Dataset records

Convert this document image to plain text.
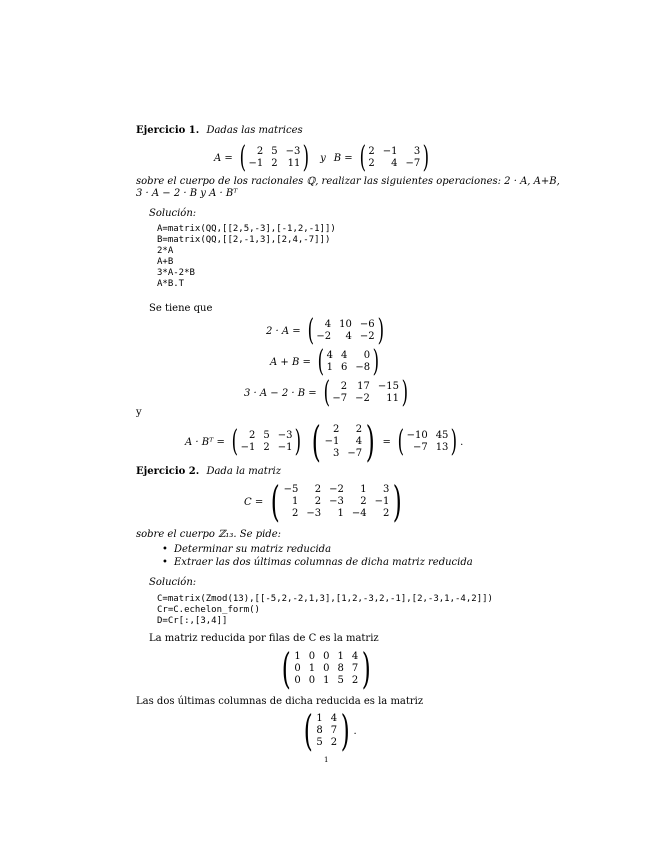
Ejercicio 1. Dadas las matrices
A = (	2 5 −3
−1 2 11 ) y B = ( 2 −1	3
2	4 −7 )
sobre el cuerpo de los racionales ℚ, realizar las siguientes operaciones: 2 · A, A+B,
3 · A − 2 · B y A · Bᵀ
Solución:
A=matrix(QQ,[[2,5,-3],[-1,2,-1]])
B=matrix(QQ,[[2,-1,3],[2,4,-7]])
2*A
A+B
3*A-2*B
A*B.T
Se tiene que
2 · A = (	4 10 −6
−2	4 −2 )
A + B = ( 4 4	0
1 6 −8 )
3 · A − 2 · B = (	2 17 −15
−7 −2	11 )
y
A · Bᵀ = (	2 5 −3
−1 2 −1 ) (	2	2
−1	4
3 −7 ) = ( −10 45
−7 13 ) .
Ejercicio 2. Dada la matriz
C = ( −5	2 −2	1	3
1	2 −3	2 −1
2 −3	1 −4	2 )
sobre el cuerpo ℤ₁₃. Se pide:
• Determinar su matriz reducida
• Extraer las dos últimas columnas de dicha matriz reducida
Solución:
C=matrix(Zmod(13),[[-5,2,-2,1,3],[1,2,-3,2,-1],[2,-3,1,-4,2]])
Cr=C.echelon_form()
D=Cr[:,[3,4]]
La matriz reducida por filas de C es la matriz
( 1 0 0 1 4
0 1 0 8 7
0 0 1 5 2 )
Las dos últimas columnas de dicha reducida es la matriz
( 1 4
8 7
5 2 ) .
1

WHAT IS REQUIRED:
Transcribe the listing above verbatim. Omit the pictures.

EXERCISE RESULT:
Convert this document image to plain text.
Ejercicio 1. Dadas las matrices
A = (	2 5 −3
−1 2 11 ) y B = ( 2 −1	3
2	4 −7 )
sobre el cuerpo de los racionales ℚ, realizar las siguientes operaciones: 2 · A, A+B,
3 · A − 2 · B y A · Bᵀ
Solución:
A=matrix(QQ,[[2,5,-3],[-1,2,-1]])
B=matrix(QQ,[[2,-1,3],[2,4,-7]])
2*A
A+B
3*A-2*B
A*B.T
Se tiene que
2 · A = (	4 10 −6
−2	4 −2 )
A + B = ( 4 4	0
1 6 −8 )
3 · A − 2 · B = (	2 17 −15
−7 −2	11 )
y
A · Bᵀ = (	2 5 −3
−1 2 −1 ) (	2	2
−1	4
3 −7 ) = ( −10 45
−7 13 ) .
Ejercicio 2. Dada la matriz
C = ( −5	2 −2	1	3
1	2 −3	2 −1
2 −3	1 −4	2 )
sobre el cuerpo ℤ₁₃. Se pide:
• Determinar su matriz reducida
• Extraer las dos últimas columnas de dicha matriz reducida
Solución:
C=matrix(Zmod(13),[[-5,2,-2,1,3],[1,2,-3,2,-1],[2,-3,1,-4,2]])
Cr=C.echelon_form()
D=Cr[:,[3,4]]
La matriz reducida por filas de C es la matriz
( 1 0 0 1 4
0 1 0 8 7
0 0 1 5 2 )
Las dos últimas columnas de dicha reducida es la matriz
( 1 4
8 7
5 2 ) .
1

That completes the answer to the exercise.